● Given entries:
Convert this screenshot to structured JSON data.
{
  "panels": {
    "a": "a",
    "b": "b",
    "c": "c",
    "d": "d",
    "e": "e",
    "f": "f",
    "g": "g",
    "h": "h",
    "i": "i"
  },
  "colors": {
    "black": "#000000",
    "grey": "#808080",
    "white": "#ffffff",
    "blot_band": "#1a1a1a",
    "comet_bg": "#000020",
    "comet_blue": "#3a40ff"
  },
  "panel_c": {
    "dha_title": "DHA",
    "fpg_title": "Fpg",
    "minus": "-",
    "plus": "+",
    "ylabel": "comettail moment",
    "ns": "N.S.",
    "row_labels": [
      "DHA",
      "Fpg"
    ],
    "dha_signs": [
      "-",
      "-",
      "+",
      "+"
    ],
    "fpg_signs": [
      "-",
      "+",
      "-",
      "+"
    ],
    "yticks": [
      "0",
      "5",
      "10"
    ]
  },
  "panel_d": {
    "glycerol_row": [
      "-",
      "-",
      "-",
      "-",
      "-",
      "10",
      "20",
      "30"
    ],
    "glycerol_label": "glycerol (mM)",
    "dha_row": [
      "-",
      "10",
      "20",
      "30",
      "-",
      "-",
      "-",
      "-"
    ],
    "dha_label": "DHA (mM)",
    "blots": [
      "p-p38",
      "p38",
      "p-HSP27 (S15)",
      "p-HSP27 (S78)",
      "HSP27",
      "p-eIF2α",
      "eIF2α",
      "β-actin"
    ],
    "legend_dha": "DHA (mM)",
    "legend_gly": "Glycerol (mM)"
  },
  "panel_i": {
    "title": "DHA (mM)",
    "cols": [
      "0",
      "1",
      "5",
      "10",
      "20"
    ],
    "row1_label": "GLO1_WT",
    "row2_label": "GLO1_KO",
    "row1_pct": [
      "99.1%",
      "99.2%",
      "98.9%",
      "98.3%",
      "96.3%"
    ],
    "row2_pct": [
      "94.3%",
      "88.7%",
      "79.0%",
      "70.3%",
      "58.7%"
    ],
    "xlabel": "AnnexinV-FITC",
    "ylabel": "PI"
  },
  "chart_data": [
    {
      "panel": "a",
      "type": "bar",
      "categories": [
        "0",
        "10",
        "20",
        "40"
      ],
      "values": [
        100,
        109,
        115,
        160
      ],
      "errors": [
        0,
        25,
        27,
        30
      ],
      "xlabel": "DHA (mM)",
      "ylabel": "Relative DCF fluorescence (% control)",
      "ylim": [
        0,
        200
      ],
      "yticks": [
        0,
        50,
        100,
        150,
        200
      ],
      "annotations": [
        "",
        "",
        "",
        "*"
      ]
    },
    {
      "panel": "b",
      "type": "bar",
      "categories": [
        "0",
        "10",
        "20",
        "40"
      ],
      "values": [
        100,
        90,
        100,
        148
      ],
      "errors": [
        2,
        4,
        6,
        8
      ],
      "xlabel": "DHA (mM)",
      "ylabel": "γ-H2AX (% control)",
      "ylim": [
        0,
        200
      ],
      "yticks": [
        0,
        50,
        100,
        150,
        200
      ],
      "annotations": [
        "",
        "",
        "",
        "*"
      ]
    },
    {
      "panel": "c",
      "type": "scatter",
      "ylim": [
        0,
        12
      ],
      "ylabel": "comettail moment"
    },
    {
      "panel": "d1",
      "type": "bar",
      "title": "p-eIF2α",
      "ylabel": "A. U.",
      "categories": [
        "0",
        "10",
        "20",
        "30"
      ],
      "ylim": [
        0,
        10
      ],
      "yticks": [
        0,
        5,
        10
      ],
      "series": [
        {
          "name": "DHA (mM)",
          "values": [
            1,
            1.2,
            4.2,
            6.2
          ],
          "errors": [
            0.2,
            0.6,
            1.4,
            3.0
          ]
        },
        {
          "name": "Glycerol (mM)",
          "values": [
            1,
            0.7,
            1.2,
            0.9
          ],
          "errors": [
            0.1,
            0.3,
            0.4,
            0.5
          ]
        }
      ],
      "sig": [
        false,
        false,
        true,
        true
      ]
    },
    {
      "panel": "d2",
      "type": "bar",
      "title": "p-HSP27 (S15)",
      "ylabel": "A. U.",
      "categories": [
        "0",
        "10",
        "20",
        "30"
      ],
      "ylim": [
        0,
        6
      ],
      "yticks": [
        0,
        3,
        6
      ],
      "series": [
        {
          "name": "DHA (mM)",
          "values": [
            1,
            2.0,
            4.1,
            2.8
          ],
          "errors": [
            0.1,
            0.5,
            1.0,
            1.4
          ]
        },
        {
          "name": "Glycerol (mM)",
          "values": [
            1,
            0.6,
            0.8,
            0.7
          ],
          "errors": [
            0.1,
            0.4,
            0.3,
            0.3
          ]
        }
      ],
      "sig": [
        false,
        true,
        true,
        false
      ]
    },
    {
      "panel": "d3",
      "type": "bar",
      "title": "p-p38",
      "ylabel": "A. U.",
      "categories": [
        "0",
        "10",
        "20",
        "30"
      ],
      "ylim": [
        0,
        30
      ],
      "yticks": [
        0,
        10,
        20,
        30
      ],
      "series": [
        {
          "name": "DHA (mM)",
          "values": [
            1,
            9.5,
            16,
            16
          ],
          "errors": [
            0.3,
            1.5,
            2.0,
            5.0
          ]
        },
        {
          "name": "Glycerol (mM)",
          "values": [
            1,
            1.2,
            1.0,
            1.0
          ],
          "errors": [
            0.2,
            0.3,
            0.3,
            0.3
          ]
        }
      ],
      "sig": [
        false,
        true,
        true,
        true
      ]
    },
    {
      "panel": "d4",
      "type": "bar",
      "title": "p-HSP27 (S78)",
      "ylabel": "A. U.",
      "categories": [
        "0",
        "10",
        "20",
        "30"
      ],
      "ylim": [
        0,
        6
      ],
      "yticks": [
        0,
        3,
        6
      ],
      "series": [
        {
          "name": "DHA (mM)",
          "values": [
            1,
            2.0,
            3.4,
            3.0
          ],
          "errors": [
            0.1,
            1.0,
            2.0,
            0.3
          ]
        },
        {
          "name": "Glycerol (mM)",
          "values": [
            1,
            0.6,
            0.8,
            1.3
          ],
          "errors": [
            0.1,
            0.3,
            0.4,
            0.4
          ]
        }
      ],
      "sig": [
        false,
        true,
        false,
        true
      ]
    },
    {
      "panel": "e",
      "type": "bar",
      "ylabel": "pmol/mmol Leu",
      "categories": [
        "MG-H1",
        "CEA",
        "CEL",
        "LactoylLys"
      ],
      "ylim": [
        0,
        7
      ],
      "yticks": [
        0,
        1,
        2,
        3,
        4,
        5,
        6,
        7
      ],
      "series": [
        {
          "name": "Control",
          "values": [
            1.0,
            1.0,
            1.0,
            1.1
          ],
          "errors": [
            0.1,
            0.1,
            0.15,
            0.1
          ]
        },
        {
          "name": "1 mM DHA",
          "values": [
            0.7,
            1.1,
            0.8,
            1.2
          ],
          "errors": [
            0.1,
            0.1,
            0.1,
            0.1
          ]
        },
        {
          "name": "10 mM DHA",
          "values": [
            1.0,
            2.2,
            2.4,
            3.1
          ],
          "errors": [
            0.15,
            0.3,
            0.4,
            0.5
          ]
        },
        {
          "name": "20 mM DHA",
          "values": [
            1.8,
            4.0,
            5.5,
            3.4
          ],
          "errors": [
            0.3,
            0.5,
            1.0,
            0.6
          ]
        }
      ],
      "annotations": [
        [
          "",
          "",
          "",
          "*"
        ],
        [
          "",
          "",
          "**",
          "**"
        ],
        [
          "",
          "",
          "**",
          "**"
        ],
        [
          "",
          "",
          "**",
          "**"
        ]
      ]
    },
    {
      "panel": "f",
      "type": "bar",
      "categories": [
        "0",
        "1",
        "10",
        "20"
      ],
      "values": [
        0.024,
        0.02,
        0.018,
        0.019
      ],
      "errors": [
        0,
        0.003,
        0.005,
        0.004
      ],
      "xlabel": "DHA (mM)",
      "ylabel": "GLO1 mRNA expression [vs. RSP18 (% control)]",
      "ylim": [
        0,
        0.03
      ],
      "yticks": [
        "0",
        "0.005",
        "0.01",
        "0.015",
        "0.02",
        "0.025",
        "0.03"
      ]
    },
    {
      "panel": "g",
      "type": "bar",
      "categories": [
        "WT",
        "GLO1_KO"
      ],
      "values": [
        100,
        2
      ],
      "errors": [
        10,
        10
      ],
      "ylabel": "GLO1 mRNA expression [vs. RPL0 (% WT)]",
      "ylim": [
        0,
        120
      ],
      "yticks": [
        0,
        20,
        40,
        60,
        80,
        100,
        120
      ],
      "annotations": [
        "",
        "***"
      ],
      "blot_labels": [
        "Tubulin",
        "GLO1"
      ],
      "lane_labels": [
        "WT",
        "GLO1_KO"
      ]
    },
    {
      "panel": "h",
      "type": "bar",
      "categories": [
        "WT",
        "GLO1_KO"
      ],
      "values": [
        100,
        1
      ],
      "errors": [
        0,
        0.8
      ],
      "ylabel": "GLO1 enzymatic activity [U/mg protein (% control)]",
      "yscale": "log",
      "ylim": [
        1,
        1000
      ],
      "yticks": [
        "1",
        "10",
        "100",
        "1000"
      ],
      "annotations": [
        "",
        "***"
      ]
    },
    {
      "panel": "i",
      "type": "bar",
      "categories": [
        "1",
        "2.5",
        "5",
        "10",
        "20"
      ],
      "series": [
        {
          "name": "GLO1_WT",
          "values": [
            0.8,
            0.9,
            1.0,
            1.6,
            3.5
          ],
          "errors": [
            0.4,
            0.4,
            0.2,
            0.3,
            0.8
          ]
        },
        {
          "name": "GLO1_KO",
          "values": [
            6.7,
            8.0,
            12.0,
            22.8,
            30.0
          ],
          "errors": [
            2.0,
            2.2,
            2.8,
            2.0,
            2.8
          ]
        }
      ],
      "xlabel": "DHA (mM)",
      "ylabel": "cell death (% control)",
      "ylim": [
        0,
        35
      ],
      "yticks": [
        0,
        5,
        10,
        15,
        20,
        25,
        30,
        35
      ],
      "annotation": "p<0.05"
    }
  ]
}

● What the exercise asks: A single number is the answer: the count of lines above that include the string "comettail".

● Worked solution: 2